→ RECORD SET
— start —
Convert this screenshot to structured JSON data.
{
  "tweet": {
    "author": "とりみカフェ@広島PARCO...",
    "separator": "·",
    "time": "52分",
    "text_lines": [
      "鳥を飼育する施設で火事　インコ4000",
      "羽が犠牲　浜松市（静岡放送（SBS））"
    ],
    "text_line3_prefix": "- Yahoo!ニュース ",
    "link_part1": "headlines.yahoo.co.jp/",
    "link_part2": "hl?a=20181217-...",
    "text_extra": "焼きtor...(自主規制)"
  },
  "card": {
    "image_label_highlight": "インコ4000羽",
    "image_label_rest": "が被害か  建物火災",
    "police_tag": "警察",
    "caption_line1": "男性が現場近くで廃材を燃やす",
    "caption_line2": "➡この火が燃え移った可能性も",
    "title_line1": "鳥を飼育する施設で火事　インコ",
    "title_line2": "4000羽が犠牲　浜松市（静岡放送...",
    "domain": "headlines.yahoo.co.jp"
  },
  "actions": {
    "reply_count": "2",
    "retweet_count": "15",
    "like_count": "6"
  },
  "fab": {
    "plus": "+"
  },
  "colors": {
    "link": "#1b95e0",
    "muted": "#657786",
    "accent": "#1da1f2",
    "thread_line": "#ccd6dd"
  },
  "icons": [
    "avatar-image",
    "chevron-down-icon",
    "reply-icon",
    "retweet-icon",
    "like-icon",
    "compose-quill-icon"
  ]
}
— end —
→ EXERCISE AIM
Among the lines of the material, find those that hold the word "鳥を飼育する施設で火事" and copy them.

→ COMPLETED EXERCISE
      "鳥を飼育する施設で火事　インコ4000",
    "title_line1": "鳥を飼育する施設で火事　インコ",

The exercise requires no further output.